**WORK TO BE COMPLETED:** For each line below that includes the word "JSON", make a copy.

++++++++++++++++++++

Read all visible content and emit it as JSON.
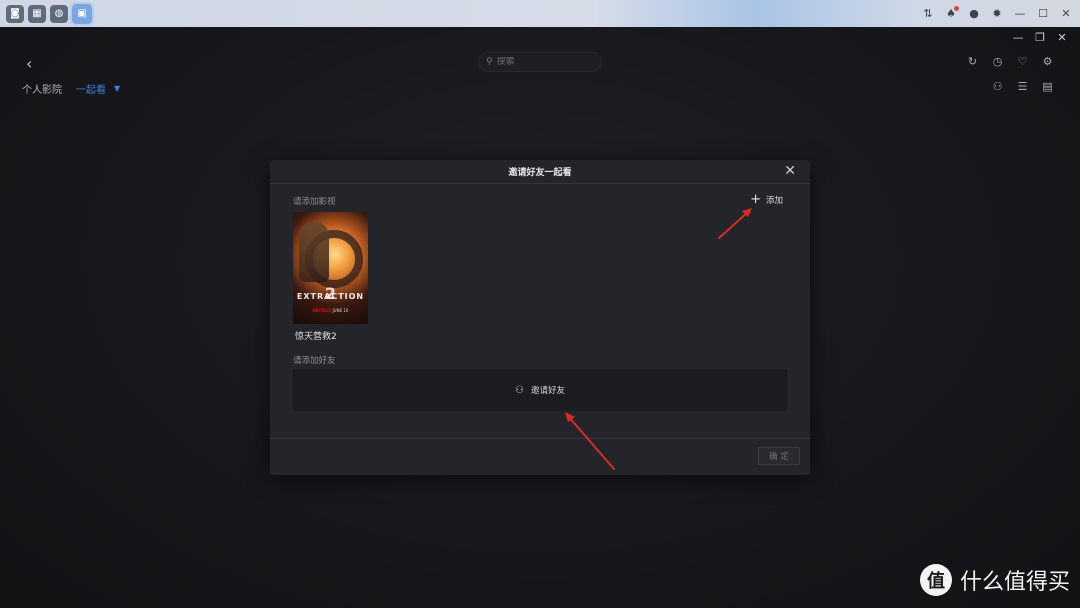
{
  "os_bar": {
    "left_icons": [
      "camera-icon",
      "apps-grid-icon",
      "globe-icon",
      "tv-app-icon"
    ],
    "right_icons": [
      "control-icon",
      "notification-bell-icon",
      "user-icon",
      "gear-icon",
      "minimize-icon",
      "maximize-icon",
      "close-icon"
    ]
  },
  "app": {
    "window_controls": [
      "minimize-icon",
      "restore-icon",
      "close-icon"
    ],
    "search": {
      "placeholder": "搜索"
    },
    "top_tools": [
      "refresh-icon",
      "history-icon",
      "favorite-icon",
      "settings-icon"
    ],
    "nav": {
      "item1": "个人影院",
      "item2": "一起看",
      "caret": "▼"
    },
    "sub_tools": [
      "add-user-icon",
      "sort-list-icon",
      "chart-icon"
    ]
  },
  "modal": {
    "title": "邀请好友一起看",
    "section_movies": "请添加影视",
    "add_label": "添加",
    "movie": {
      "name": "惊天营救2",
      "poster_title": "EXTRACTION",
      "poster_number": "2",
      "poster_brand": "NETFLIX",
      "poster_date": "JUNE 16"
    },
    "section_friends": "请添加好友",
    "invite_label": "邀请好友",
    "confirm_label": "确 定"
  },
  "watermark": {
    "logo_char": "值",
    "text": "什么值得买"
  },
  "colors": {
    "accent": "#3f7fe3",
    "annotation_arrow": "#e02a20"
  }
}
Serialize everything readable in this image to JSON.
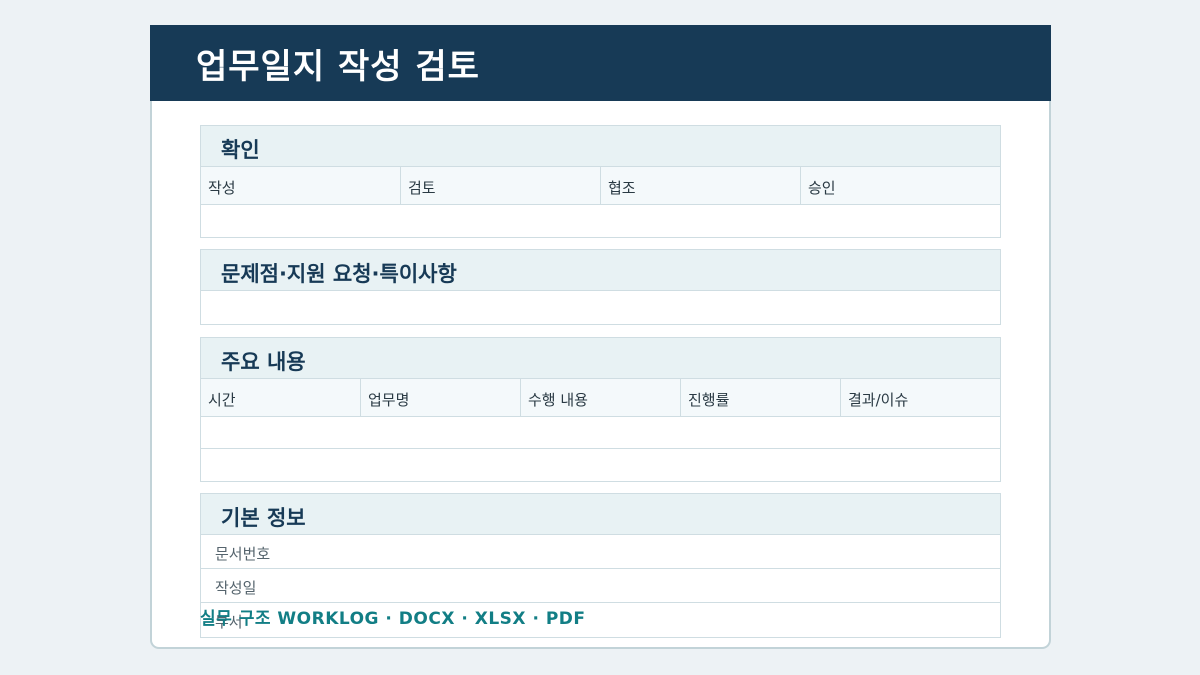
{
  "header": {
    "title": "업무일지 작성 검토"
  },
  "sections": {
    "approval": {
      "title": "확인",
      "columns": [
        "작성",
        "검토",
        "협조",
        "승인"
      ]
    },
    "issues": {
      "title": "문제점·지원 요청·특이사항"
    },
    "main": {
      "title": "주요 내용",
      "columns": [
        "시간",
        "업무명",
        "수행 내용",
        "진행률",
        "결과/이슈"
      ]
    },
    "basic": {
      "title": "기본 정보",
      "fields": [
        "문서번호",
        "작성일",
        "부서"
      ]
    }
  },
  "footer": {
    "text": "실무 구조 WORKLOG · DOCX · XLSX · PDF"
  },
  "colors": {
    "header_bg": "#173a56",
    "section_head_bg": "#e8f2f4",
    "accent": "#127e85"
  }
}
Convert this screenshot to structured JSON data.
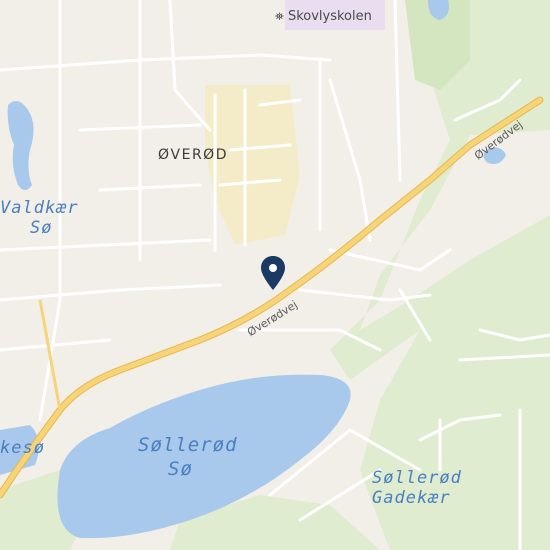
{
  "map": {
    "places": {
      "overod": "ØVERØD"
    },
    "pois": {
      "school": "Skovlyskolen"
    },
    "roads": {
      "main_1": "Øverødvej",
      "main_2": "Øverødvej"
    },
    "water": {
      "valdkaer_1": "Valdkær",
      "valdkaer_2": "Sø",
      "sollerod_so_1": "Søllerød",
      "sollerod_so_2": "Sø",
      "gadekaer_1": "Søllerød",
      "gadekaer_2": "Gadekær",
      "kesoe": "kesø"
    },
    "colors": {
      "background": "#f2efe9",
      "water": "#a8c8ec",
      "road_major": "#f6d47a",
      "road_minor": "#ffffff",
      "park": "#dfeccf",
      "residential_highlight": "#f4ecc8",
      "marker": "#1a3a63"
    },
    "marker": {
      "icon": "location-pin-icon"
    }
  }
}
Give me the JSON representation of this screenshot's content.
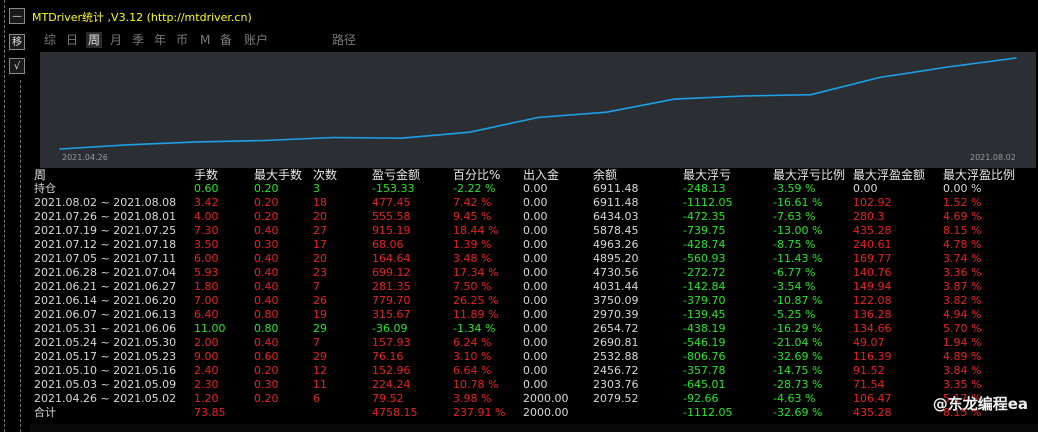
{
  "left_buttons": [
    "—",
    "移",
    "√"
  ],
  "title": "MTDriver统计 ,V3.12 (http://mtdriver.cn)",
  "tabs": [
    "综",
    "日",
    "周",
    "月",
    "季",
    "年",
    "币",
    "M",
    "备",
    "账户",
    "路径"
  ],
  "active_tab": "周",
  "chart_data": {
    "type": "line",
    "x_labels": [
      "2021.04.26",
      "2021.08.02"
    ],
    "x": [
      "2021.04.26",
      "2021.05.03",
      "2021.05.10",
      "2021.05.17",
      "2021.05.24",
      "2021.05.31",
      "2021.06.07",
      "2021.06.14",
      "2021.06.21",
      "2021.06.28",
      "2021.07.05",
      "2021.07.12",
      "2021.07.19",
      "2021.07.26",
      "2021.08.02"
    ],
    "values": [
      79.52,
      303.76,
      456.72,
      532.88,
      690.81,
      654.72,
      970.39,
      1750.09,
      2031.44,
      2730.56,
      2895.2,
      2963.26,
      3878.45,
      4434.03,
      4911.48
    ],
    "color": "#1ea0e8"
  },
  "columns": [
    "周",
    "手数",
    "最大手数",
    "次数",
    "盈亏金额",
    "百分比%",
    "出入金",
    "余额",
    "最大浮亏",
    "最大浮亏比例",
    "最大浮盈金额",
    "最大浮盈比例"
  ],
  "holding": [
    "持仓",
    "0.60",
    "0.20",
    "3",
    "-153.33",
    "-2.22 %",
    "0.00",
    "6911.48",
    "-248.13",
    "-3.59 %",
    "0.00",
    "0.00 %"
  ],
  "rows": [
    [
      "2021.08.02 ~ 2021.08.08",
      "3.42",
      "0.20",
      "18",
      "477.45",
      "7.42 %",
      "0.00",
      "6911.48",
      "-1112.05",
      "-16.61 %",
      "102.92",
      "1.52 %"
    ],
    [
      "2021.07.26 ~ 2021.08.01",
      "4.00",
      "0.20",
      "20",
      "555.58",
      "9.45 %",
      "0.00",
      "6434.03",
      "-472.35",
      "-7.63 %",
      "280.3",
      "4.69 %"
    ],
    [
      "2021.07.19 ~ 2021.07.25",
      "7.30",
      "0.40",
      "27",
      "915.19",
      "18.44 %",
      "0.00",
      "5878.45",
      "-739.75",
      "-13.00 %",
      "435.28",
      "8.15 %"
    ],
    [
      "2021.07.12 ~ 2021.07.18",
      "3.50",
      "0.30",
      "17",
      "68.06",
      "1.39 %",
      "0.00",
      "4963.26",
      "-428.74",
      "-8.75 %",
      "240.61",
      "4.78 %"
    ],
    [
      "2021.07.05 ~ 2021.07.11",
      "6.00",
      "0.40",
      "20",
      "164.64",
      "3.48 %",
      "0.00",
      "4895.20",
      "-560.93",
      "-11.43 %",
      "169.77",
      "3.74 %"
    ],
    [
      "2021.06.28 ~ 2021.07.04",
      "5.93",
      "0.40",
      "23",
      "699.12",
      "17.34 %",
      "0.00",
      "4730.56",
      "-272.72",
      "-6.77 %",
      "140.76",
      "3.36 %"
    ],
    [
      "2021.06.21 ~ 2021.06.27",
      "1.80",
      "0.40",
      "7",
      "281.35",
      "7.50 %",
      "0.00",
      "4031.44",
      "-142.84",
      "-3.54 %",
      "149.94",
      "3.87 %"
    ],
    [
      "2021.06.14 ~ 2021.06.20",
      "7.00",
      "0.40",
      "26",
      "779.70",
      "26.25 %",
      "0.00",
      "3750.09",
      "-379.70",
      "-10.87 %",
      "122.08",
      "3.82 %"
    ],
    [
      "2021.06.07 ~ 2021.06.13",
      "6.40",
      "0.80",
      "19",
      "315.67",
      "11.89 %",
      "0.00",
      "2970.39",
      "-139.45",
      "-5.25 %",
      "136.28",
      "4.94 %"
    ],
    [
      "2021.05.31 ~ 2021.06.06",
      "11.00",
      "0.80",
      "29",
      "-36.09",
      "-1.34 %",
      "0.00",
      "2654.72",
      "-438.19",
      "-16.29 %",
      "134.66",
      "5.70 %"
    ],
    [
      "2021.05.24 ~ 2021.05.30",
      "2.00",
      "0.40",
      "7",
      "157.93",
      "6.24 %",
      "0.00",
      "2690.81",
      "-546.19",
      "-21.04 %",
      "49.07",
      "1.94 %"
    ],
    [
      "2021.05.17 ~ 2021.05.23",
      "9.00",
      "0.60",
      "29",
      "76.16",
      "3.10 %",
      "0.00",
      "2532.88",
      "-806.76",
      "-32.69 %",
      "116.39",
      "4.89 %"
    ],
    [
      "2021.05.10 ~ 2021.05.16",
      "2.40",
      "0.20",
      "12",
      "152.96",
      "6.64 %",
      "0.00",
      "2456.72",
      "-357.78",
      "-14.75 %",
      "91.52",
      "3.84 %"
    ],
    [
      "2021.05.03 ~ 2021.05.09",
      "2.30",
      "0.30",
      "11",
      "224.24",
      "10.78 %",
      "0.00",
      "2303.76",
      "-645.01",
      "-28.73 %",
      "71.54",
      "3.35 %"
    ],
    [
      "2021.04.26 ~ 2021.05.02",
      "1.20",
      "0.20",
      "6",
      "79.52",
      "3.98 %",
      "2000.00",
      "2079.52",
      "-92.66",
      "-4.63 %",
      "106.47",
      "5.17 %"
    ]
  ],
  "total": [
    "合计",
    "73.85",
    "",
    "",
    "4758.15",
    "237.91 %",
    "2000.00",
    "",
    "-1112.05",
    "-32.69 %",
    "435.28",
    "8.15 %"
  ],
  "watermark": "@东龙编程ea",
  "colors": {
    "profit": "#e82222",
    "loss": "#22e822",
    "neutral": "#d8d8d8",
    "title": "#ffff00",
    "line": "#1ea0e8"
  }
}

++++++++++++++++++++

**TASK RESPONSE:**
Read all visible content and emit it as JSON.
Serialize everything readable in this image to JSON.
Convert this screenshot to structured JSON data.
Give me the JSON representation of this screenshot's content.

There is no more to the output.